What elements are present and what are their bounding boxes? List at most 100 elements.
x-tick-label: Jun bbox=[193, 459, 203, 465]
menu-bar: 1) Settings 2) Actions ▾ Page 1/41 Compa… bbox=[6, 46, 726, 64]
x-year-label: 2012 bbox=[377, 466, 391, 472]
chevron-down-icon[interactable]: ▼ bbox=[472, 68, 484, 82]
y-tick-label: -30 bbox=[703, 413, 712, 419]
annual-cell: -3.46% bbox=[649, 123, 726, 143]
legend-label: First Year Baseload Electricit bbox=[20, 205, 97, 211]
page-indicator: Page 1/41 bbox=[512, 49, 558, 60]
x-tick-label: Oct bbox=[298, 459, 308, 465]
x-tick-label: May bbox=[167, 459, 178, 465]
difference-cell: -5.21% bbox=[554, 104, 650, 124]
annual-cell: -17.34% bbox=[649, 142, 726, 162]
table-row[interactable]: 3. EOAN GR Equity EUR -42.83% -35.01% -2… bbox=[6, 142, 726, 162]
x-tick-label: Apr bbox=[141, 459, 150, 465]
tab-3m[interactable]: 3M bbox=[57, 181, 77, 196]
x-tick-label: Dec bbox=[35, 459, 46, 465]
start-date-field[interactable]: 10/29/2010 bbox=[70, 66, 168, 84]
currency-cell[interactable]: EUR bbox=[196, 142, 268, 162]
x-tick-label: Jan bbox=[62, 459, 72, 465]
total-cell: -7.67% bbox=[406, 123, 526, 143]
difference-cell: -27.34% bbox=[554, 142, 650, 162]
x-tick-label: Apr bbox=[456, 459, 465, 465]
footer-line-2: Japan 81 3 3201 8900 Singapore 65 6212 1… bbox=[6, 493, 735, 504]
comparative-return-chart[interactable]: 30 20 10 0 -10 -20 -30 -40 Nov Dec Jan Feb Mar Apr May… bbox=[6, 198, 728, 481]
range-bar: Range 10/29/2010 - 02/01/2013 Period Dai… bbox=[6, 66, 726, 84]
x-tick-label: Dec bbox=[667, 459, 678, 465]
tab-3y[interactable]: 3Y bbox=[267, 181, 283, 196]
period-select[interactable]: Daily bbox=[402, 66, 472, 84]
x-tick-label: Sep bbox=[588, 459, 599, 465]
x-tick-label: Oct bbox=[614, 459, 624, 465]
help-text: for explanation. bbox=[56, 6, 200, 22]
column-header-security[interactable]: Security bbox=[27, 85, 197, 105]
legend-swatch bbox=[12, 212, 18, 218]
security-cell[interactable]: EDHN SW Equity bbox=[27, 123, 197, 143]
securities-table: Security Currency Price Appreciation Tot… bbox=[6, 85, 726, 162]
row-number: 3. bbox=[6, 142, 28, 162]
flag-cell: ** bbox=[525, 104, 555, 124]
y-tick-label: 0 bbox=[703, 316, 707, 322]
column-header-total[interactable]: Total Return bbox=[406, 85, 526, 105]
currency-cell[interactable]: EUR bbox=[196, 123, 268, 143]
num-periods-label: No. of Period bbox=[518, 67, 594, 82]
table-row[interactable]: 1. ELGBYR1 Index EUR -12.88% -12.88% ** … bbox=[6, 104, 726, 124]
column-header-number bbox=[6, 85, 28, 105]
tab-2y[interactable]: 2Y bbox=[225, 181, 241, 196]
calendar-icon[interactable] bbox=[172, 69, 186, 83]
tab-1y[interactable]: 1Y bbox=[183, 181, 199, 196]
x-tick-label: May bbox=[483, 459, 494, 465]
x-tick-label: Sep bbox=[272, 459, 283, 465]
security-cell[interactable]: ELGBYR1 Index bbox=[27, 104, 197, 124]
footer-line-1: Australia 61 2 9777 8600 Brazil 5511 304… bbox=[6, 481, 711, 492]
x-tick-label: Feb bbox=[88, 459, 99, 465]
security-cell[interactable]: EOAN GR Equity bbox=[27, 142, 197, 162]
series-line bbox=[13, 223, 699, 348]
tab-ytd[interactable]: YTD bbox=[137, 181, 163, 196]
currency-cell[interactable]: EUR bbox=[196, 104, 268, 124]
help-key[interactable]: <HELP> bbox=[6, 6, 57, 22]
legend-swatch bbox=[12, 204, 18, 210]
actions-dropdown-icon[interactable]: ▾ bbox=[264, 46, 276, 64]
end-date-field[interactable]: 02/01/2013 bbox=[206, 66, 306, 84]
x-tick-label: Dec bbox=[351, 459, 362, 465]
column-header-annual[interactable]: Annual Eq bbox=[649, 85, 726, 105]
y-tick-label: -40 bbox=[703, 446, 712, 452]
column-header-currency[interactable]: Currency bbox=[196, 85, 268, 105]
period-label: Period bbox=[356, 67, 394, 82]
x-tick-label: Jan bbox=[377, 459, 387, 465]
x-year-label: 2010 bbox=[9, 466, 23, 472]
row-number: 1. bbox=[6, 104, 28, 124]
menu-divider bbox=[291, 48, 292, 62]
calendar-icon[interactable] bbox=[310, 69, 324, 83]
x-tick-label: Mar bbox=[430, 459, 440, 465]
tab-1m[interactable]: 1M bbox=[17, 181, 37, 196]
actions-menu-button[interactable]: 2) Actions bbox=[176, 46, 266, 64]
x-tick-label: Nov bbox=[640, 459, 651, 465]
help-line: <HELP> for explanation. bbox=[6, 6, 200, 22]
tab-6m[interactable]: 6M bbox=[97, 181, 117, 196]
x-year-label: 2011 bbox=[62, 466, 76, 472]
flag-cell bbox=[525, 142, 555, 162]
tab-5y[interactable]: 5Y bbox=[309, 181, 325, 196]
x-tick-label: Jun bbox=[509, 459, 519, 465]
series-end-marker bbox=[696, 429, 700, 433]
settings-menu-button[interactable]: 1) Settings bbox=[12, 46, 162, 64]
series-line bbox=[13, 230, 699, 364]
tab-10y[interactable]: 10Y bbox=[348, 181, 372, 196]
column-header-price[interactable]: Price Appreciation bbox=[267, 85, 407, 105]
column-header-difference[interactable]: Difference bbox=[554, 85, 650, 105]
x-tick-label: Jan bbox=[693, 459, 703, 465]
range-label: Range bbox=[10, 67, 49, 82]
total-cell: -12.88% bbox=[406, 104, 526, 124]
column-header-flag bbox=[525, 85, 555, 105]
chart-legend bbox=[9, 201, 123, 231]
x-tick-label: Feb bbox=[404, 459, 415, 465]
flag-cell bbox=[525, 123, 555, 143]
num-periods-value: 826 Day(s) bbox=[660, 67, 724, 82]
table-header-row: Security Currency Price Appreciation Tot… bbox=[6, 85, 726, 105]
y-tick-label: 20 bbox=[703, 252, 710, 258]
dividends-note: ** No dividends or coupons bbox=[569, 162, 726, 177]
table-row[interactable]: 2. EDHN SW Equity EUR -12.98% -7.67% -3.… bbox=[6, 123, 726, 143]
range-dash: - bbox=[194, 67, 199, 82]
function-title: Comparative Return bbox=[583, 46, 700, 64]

> [Task description]: Lay out every line of the listing above as a Markdown table with the columns "Row" and "Line", numbering the rows and omitting blank lines.

> [Completed exercise]:
| Row | Line |
|---|---|
| 1 | What elements are present and what are their bounding boxes? List at most 100 elements. |
| 2 | x-tick-label: Jun bbox=[193, 459, 203, 465] |
| 3 | menu-bar: 1) Settings 2) Actions ▾ Page 1/41 Compa… bbox=[6, 46, 726, 64] |
| 4 | x-year-label: 2012 bbox=[377, 466, 391, 472] |
| 5 | chevron-down-icon[interactable]: ▼ bbox=[472, 68, 484, 82] |
| 6 | y-tick-label: -30 bbox=[703, 413, 712, 419] |
| 7 | annual-cell: -3.46% bbox=[649, 123, 726, 143] |
| 8 | legend-label: First Year Baseload Electricit bbox=[20, 205, 97, 211] |
| 9 | page-indicator: Page 1/41 bbox=[512, 49, 558, 60] |
| 10 | x-tick-label: Oct bbox=[298, 459, 308, 465] |
| 11 | x-tick-label: May bbox=[167, 459, 178, 465] |
| 12 | difference-cell: -5.21% bbox=[554, 104, 650, 124] |
| 13 | annual-cell: -17.34% bbox=[649, 142, 726, 162] |
| 14 | table-row[interactable]: 3. EOAN GR Equity EUR -42.83% -35.01% -2… bbox=[6, 142, 726, 162] |
| 15 | x-tick-label: Apr bbox=[141, 459, 150, 465] |
| 16 | tab-3m[interactable]: 3M bbox=[57, 181, 77, 196] |
| 17 | x-tick-label: Dec bbox=[35, 459, 46, 465] |
| 18 | start-date-field[interactable]: 10/29/2010 bbox=[70, 66, 168, 84] |
| 19 | currency-cell[interactable]: EUR bbox=[196, 142, 268, 162] |
| 20 | x-tick-label: Jan bbox=[62, 459, 72, 465] |
| 21 | total-cell: -7.67% bbox=[406, 123, 526, 143] |
| 22 | difference-cell: -27.34% bbox=[554, 142, 650, 162] |
| 23 | x-tick-label: Apr bbox=[456, 459, 465, 465] |
| 24 | footer-line-2: Japan 81 3 3201 8900 Singapore 65 6212 1… bbox=[6, 493, 735, 504] |
| 25 | comparative-return-chart[interactable]: 30 20 10 0 -10 -20 -30 -40 Nov Dec Jan Feb Mar Apr May… bbox=[6, 198, 728, 481] |
| 26 | range-bar: Range 10/29/2010 - 02/01/2013 Period Dai… bbox=[6, 66, 726, 84] |
| 27 | x-tick-label: Dec bbox=[667, 459, 678, 465] |
| 28 | tab-3y[interactable]: 3Y bbox=[267, 181, 283, 196] |
| 29 | period-select[interactable]: Daily bbox=[402, 66, 472, 84] |
| 30 | x-tick-label: Sep bbox=[588, 459, 599, 465] |
| 31 | x-tick-label: Oct bbox=[614, 459, 624, 465] |
| 32 | help-text: for explanation. bbox=[56, 6, 200, 22] |
| 33 | column-header-security[interactable]: Security bbox=[27, 85, 197, 105] |
| 34 | legend-swatch bbox=[12, 212, 18, 218] |
| 35 | security-cell[interactable]: EDHN SW Equity bbox=[27, 123, 197, 143] |
| 36 | securities-table: Security Currency Price Appreciation Tot… bbox=[6, 85, 726, 162] |
| 37 | row-number: 3. bbox=[6, 142, 28, 162] |
| 38 | flag-cell: ** bbox=[525, 104, 555, 124] |
| 39 | y-tick-label: 0 bbox=[703, 316, 707, 322] |
| 40 | column-header-total[interactable]: Total Return bbox=[406, 85, 526, 105] |
| 41 | currency-cell[interactable]: EUR bbox=[196, 123, 268, 143] |
| 42 | num-periods-label: No. of Period bbox=[518, 67, 594, 82] |
| 43 | table-row[interactable]: 1. ELGBYR1 Index EUR -12.88% -12.88% ** … bbox=[6, 104, 726, 124] |
| 44 | column-header-number bbox=[6, 85, 28, 105] |
| 45 | tab-2y[interactable]: 2Y bbox=[225, 181, 241, 196] |
| 46 | calendar-icon[interactable] bbox=[172, 69, 186, 83] |
| 47 | tab-1y[interactable]: 1Y bbox=[183, 181, 199, 196] |
| 48 | x-tick-label: May bbox=[483, 459, 494, 465] |
| 49 | x-tick-label: Sep bbox=[272, 459, 283, 465] |
| 50 | security-cell[interactable]: ELGBYR1 Index bbox=[27, 104, 197, 124] |
| 51 | footer-line-1: Australia 61 2 9777 8600 Brazil 5511 304… bbox=[6, 481, 711, 492] |
| 52 | x-tick-label: Feb bbox=[88, 459, 99, 465] |
| 53 | security-cell[interactable]: EOAN GR Equity bbox=[27, 142, 197, 162] |
| 54 | series-line bbox=[13, 223, 699, 348] |
| 55 | tab-ytd[interactable]: YTD bbox=[137, 181, 163, 196] |
| 56 | currency-cell[interactable]: EUR bbox=[196, 104, 268, 124] |
| 57 | help-key[interactable]: <HELP> bbox=[6, 6, 57, 22] |
| 58 | legend-swatch bbox=[12, 204, 18, 210] |
| 59 | actions-dropdown-icon[interactable]: ▾ bbox=[264, 46, 276, 64] |
| 60 | end-date-field[interactable]: 02/01/2013 bbox=[206, 66, 306, 84] |
| 61 | x-tick-label: Dec bbox=[351, 459, 362, 465] |
| 62 | column-header-annual[interactable]: Annual Eq bbox=[649, 85, 726, 105] |
| 63 | y-tick-label: -40 bbox=[703, 446, 712, 452] |
| 64 | column-header-currency[interactable]: Currency bbox=[196, 85, 268, 105] |
| 65 | period-label: Period bbox=[356, 67, 394, 82] |
| 66 | x-tick-label: Jan bbox=[377, 459, 387, 465] |
| 67 | x-year-label: 2010 bbox=[9, 466, 23, 472] |
| 68 | row-number: 1. bbox=[6, 104, 28, 124] |
| 69 | menu-divider bbox=[291, 48, 292, 62] |
| 70 | calendar-icon[interactable] bbox=[310, 69, 324, 83] |
| 71 | x-tick-label: Mar bbox=[430, 459, 440, 465] |
| 72 | tab-1m[interactable]: 1M bbox=[17, 181, 37, 196] |
| 73 | actions-menu-button[interactable]: 2) Actions bbox=[176, 46, 266, 64] |
| 74 | x-tick-label: Nov bbox=[640, 459, 651, 465] |
| 75 | help-line: <HELP> for explanation. bbox=[6, 6, 200, 22] |
| 76 | tab-6m[interactable]: 6M bbox=[97, 181, 117, 196] |
| 77 | x-year-label: 2011 bbox=[62, 466, 76, 472] |
| 78 | flag-cell bbox=[525, 142, 555, 162] |
| 79 | tab-5y[interactable]: 5Y bbox=[309, 181, 325, 196] |
| 80 | x-tick-label: Jun bbox=[509, 459, 519, 465] |
| 81 | series-end-marker bbox=[696, 429, 700, 433] |
| 82 | settings-menu-button[interactable]: 1) Settings bbox=[12, 46, 162, 64] |
| 83 | series-line bbox=[13, 230, 699, 364] |
| 84 | tab-10y[interactable]: 10Y bbox=[348, 181, 372, 196] |
| 85 | column-header-price[interactable]: Price Appreciation bbox=[267, 85, 407, 105] |
| 86 | column-header-difference[interactable]: Difference bbox=[554, 85, 650, 105] |
| 87 | x-tick-label: Jan bbox=[693, 459, 703, 465] |
| 88 | range-label: Range bbox=[10, 67, 49, 82] |
| 89 | total-cell: -12.88% bbox=[406, 104, 526, 124] |
| 90 | column-header-flag bbox=[525, 85, 555, 105] |
| 91 | chart-legend bbox=[9, 201, 123, 231] |
| 92 | x-tick-label: Feb bbox=[404, 459, 415, 465] |
| 93 | flag-cell bbox=[525, 123, 555, 143] |
| 94 | num-periods-value: 826 Day(s) bbox=[660, 67, 724, 82] |
| 95 | table-header-row: Security Currency Price Appreciation Tot… bbox=[6, 85, 726, 105] |
| 96 | y-tick-label: 20 bbox=[703, 252, 710, 258] |
| 97 | dividends-note: ** No dividends or coupons bbox=[569, 162, 726, 177] |
| 98 | table-row[interactable]: 2. EDHN SW Equity EUR -12.98% -7.67% -3.… bbox=[6, 123, 726, 143] |
| 99 | range-dash: - bbox=[194, 67, 199, 82] |
| 100 | function-title: Comparative Return bbox=[583, 46, 700, 64] |